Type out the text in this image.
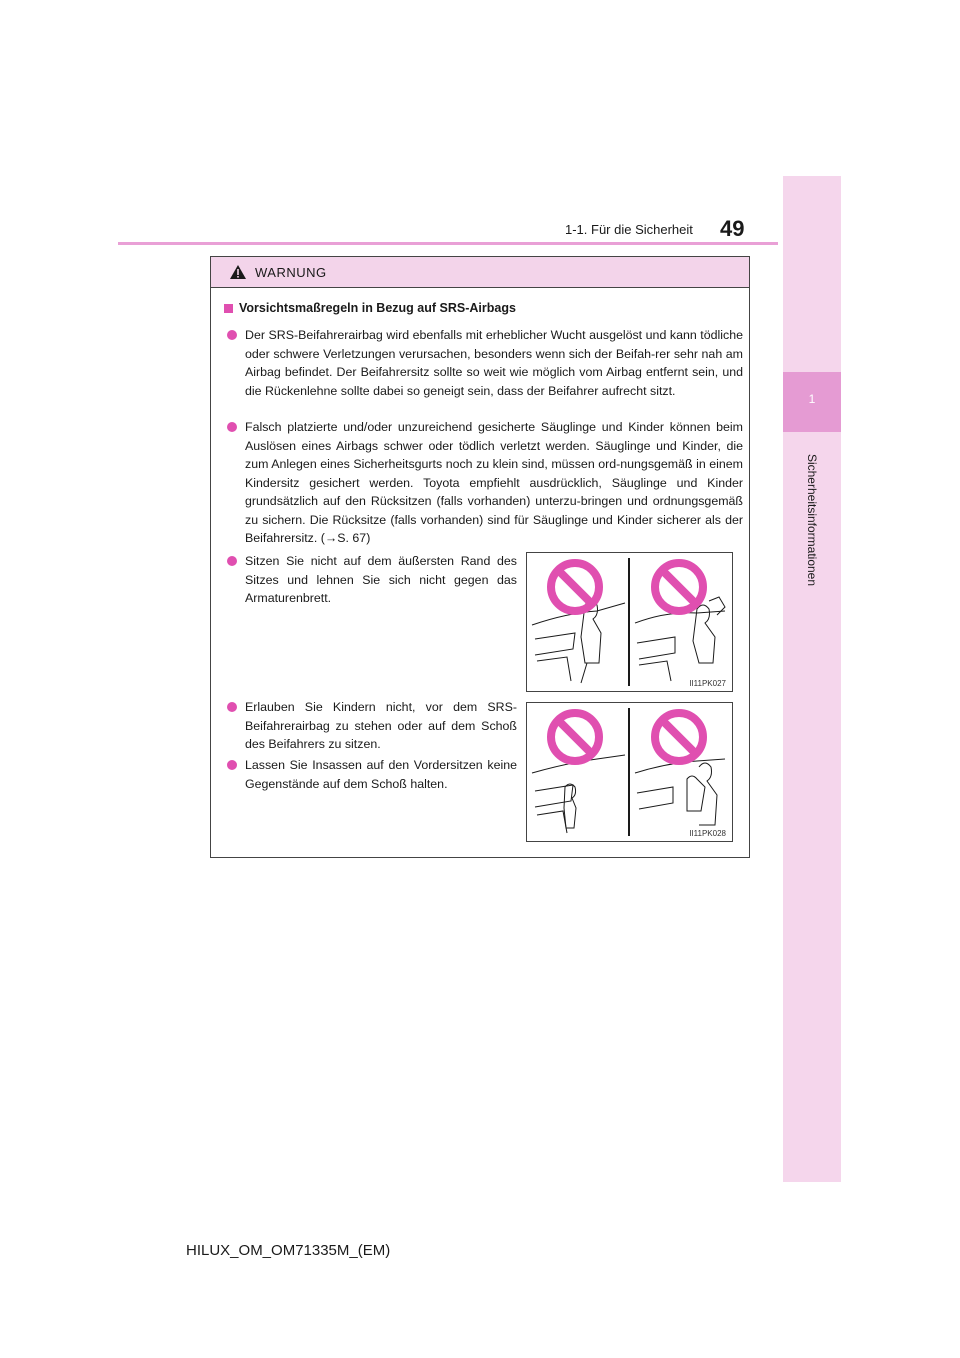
1-1. Für die Sicherheit 49
1
Sicherheitsinformationen
WARNUNG
Vorsichtsmaßregeln in Bezug auf SRS-Airbags
Der SRS-Beifahrerairbag wird ebenfalls mit erheblicher Wucht ausgelöst und kann tödliche oder schwere Verletzungen verursachen, besonders wenn sich der Beifah-rer sehr nah am Airbag befindet. Der Beifahrersitz sollte so weit wie möglich vom Airbag entfernt sein, und die Rückenlehne sollte dabei so geneigt sein, dass der Beifahrer aufrecht sitzt.
Falsch platzierte und/oder unzureichend gesicherte Säuglinge und Kinder können beim Auslösen eines Airbags schwer oder tödlich verletzt werden. Säuglinge und Kinder, die zum Anlegen eines Sicherheitsgurts noch zu klein sind, müssen ord-nungsgemäß in einem Kindersitz gesichert werden. Toyota empfiehlt ausdrücklich, Säuglinge und Kinder grundsätzlich auf den Rücksitzen (falls vorhanden) unterzu-bringen und ordnungsgemäß zu sichern. Die Rücksitze (falls vorhanden) sind für Säuglinge und Kinder sicherer als der Beifahrersitz. (→S. 67)
Sitzen Sie nicht auf dem äußersten Rand des Sitzes und lehnen Sie sich nicht gegen das Armaturenbrett.
Erlauben Sie Kindern nicht, vor dem SRS-Beifahrerairbag zu stehen oder auf dem Schoß des Beifahrers zu sitzen.
Lassen Sie Insassen auf den Vordersitzen keine Gegenstände auf dem Schoß halten.
II11PK027
II11PK028
HILUX_OM_OM71335M_(EM)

··········

- _WHAT YOU SHOULD DO_
Look through the data above. Each line containing the word "Beifahrersitz" needs to be copied.

- _TASK RESPONSE_
Der SRS-Beifahrerairbag wird ebenfalls mit erheblicher Wucht ausgelöst und kann tödliche oder schwere Verletzungen verursachen, besonders wenn sich der Beifah-rer sehr nah am Airbag befindet. Der Beifahrersitz sollte so weit wie möglich vom Airbag entfernt sein, und die Rückenlehne sollte dabei so geneigt sein, dass der Beifahrer aufrecht sitzt.
Falsch platzierte und/oder unzureichend gesicherte Säuglinge und Kinder können beim Auslösen eines Airbags schwer oder tödlich verletzt werden. Säuglinge und Kinder, die zum Anlegen eines Sicherheitsgurts noch zu klein sind, müssen ord-nungsgemäß in einem Kindersitz gesichert werden. Toyota empfiehlt ausdrücklich, Säuglinge und Kinder grundsätzlich auf den Rücksitzen (falls vorhanden) unterzu-bringen und ordnungsgemäß zu sichern. Die Rücksitze (falls vorhanden) sind für Säuglinge und Kinder sicherer als der Beifahrersitz. (→S. 67)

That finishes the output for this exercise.